**What needs to be done**:
Determine how many lines include the word "name", then give that number and nothing more.
--- START OF Source material ---
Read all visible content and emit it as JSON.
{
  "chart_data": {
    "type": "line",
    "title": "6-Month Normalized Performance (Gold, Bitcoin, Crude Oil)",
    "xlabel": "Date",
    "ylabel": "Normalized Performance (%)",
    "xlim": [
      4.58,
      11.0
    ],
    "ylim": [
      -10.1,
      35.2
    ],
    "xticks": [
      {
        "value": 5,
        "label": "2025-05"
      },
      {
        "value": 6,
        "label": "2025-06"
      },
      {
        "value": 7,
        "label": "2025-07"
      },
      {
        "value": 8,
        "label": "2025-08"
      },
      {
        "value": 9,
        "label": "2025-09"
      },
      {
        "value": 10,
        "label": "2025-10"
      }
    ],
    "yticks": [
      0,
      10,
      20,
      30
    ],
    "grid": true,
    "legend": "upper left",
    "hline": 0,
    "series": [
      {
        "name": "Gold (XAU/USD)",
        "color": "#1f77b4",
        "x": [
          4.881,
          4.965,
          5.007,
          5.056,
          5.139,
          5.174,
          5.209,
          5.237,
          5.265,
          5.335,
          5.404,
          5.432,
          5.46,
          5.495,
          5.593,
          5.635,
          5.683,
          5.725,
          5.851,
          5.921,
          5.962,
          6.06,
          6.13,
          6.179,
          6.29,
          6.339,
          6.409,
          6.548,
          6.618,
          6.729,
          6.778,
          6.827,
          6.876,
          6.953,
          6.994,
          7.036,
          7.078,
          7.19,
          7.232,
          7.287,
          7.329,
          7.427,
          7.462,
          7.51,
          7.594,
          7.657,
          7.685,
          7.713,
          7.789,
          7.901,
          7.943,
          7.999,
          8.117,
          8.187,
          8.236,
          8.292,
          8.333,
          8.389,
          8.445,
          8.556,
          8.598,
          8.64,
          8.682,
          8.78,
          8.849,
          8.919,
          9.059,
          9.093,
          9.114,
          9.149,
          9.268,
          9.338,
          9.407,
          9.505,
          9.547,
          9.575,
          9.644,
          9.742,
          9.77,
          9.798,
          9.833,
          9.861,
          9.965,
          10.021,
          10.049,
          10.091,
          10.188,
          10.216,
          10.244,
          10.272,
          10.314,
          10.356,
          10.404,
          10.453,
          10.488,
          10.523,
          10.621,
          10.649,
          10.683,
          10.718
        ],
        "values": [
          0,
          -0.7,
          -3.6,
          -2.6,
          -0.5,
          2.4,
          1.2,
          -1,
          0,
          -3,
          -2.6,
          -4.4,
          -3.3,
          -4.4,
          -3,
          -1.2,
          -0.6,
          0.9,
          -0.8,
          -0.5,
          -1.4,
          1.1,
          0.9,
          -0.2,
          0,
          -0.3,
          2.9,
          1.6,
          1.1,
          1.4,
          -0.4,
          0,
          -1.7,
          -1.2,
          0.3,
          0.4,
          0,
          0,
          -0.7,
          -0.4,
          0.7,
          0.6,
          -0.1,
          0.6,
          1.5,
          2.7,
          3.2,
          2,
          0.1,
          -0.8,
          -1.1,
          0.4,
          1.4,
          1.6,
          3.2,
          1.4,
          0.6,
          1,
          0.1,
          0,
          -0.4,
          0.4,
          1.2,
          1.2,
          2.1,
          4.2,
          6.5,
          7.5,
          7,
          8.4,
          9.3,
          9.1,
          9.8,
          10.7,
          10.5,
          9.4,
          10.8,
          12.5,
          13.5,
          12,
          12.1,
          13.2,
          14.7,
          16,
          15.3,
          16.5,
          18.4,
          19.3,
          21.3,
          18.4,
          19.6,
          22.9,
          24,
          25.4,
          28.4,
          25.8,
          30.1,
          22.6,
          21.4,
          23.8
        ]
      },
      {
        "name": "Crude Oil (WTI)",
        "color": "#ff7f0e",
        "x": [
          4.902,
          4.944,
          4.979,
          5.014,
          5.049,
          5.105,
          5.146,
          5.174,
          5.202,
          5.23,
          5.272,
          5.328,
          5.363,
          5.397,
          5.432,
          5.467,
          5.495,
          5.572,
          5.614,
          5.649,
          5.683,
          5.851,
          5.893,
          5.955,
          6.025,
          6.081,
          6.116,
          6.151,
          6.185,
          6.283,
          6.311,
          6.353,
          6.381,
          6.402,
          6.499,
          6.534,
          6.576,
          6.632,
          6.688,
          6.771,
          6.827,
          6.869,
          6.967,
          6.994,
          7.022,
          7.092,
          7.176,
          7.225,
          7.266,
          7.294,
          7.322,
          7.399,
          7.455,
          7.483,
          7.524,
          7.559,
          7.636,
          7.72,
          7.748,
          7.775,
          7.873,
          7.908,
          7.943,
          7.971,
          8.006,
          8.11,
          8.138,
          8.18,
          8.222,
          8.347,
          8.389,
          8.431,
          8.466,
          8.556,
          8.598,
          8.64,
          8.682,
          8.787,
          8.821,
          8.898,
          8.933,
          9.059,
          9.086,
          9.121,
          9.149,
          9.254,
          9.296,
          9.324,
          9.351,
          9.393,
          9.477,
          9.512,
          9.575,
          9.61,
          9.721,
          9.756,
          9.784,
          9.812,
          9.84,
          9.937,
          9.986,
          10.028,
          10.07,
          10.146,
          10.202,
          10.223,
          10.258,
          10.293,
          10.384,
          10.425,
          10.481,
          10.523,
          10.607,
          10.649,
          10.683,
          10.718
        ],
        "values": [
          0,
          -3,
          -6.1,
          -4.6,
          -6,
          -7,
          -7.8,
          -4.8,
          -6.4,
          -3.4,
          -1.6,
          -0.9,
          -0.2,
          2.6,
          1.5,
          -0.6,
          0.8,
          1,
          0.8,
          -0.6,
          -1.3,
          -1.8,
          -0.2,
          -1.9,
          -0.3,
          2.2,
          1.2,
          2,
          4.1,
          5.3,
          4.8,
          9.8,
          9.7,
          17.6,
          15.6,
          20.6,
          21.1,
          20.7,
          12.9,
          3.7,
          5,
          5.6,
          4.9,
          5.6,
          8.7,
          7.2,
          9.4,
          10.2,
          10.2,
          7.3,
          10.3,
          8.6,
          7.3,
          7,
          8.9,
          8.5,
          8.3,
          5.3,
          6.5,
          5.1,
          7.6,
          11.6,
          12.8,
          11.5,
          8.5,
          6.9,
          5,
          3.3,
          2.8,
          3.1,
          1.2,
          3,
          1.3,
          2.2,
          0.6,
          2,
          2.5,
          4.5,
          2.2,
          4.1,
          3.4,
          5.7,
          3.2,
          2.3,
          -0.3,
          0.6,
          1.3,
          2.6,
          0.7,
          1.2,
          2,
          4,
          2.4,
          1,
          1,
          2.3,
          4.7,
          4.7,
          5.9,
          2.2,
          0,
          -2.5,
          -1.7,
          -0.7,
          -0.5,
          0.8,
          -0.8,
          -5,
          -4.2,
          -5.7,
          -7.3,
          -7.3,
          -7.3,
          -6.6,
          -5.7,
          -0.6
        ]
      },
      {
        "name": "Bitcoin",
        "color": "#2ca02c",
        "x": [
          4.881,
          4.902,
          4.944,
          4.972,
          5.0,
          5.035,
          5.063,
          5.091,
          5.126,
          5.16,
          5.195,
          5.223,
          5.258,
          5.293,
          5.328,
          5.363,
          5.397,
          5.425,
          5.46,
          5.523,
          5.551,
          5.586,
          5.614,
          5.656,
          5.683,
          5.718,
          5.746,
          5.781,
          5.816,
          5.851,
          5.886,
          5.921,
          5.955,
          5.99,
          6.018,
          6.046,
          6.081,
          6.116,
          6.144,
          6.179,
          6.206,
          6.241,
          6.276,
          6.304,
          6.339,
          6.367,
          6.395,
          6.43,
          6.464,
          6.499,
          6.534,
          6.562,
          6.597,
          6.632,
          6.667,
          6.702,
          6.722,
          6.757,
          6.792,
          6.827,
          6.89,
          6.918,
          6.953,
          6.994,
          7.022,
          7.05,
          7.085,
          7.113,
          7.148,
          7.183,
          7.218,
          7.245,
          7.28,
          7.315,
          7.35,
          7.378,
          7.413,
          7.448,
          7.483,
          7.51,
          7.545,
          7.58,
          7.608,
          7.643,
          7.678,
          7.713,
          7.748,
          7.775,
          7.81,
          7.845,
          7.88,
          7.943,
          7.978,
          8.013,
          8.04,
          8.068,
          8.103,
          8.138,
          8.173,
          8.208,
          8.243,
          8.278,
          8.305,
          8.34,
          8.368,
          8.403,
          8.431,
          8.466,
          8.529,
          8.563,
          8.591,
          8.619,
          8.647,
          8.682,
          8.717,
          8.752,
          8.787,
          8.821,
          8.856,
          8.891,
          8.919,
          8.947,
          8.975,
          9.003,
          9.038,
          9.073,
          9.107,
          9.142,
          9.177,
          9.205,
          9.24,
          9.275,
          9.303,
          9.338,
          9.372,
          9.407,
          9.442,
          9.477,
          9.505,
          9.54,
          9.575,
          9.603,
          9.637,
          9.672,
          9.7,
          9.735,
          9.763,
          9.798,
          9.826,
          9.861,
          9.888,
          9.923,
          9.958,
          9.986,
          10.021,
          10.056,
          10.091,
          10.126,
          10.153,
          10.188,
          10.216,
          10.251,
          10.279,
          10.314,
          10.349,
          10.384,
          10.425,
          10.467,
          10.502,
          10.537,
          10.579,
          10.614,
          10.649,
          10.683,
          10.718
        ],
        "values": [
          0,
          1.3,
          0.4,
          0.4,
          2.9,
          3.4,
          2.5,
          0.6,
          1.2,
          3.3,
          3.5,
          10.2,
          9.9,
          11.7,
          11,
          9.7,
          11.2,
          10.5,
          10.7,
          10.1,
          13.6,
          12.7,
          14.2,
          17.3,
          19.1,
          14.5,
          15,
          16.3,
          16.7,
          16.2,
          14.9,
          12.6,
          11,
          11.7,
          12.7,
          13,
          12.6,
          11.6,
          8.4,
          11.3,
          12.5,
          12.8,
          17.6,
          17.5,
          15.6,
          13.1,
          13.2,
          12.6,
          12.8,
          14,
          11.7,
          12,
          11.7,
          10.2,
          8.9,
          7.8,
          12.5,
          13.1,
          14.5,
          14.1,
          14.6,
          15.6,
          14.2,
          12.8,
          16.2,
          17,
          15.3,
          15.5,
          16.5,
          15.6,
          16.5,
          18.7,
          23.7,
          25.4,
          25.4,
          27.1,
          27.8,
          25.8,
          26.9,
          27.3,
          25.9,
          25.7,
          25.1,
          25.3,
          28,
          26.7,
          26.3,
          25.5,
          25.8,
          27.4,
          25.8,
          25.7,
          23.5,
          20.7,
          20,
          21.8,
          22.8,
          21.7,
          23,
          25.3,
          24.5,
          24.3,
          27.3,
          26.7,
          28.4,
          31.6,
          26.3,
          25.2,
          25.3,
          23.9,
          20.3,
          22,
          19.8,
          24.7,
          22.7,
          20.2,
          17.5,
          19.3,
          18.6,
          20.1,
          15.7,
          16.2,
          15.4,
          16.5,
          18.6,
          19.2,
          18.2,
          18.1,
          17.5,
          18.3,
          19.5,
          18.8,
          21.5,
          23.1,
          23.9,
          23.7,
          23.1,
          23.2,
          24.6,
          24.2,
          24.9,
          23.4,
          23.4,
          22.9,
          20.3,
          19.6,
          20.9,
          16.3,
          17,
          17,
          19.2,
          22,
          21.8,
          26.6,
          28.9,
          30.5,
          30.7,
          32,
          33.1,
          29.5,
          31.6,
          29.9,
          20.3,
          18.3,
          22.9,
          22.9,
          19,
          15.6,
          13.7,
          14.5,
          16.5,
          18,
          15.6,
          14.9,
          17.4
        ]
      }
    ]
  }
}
--- END OF Source material ---
**Reply to the exercise**:
3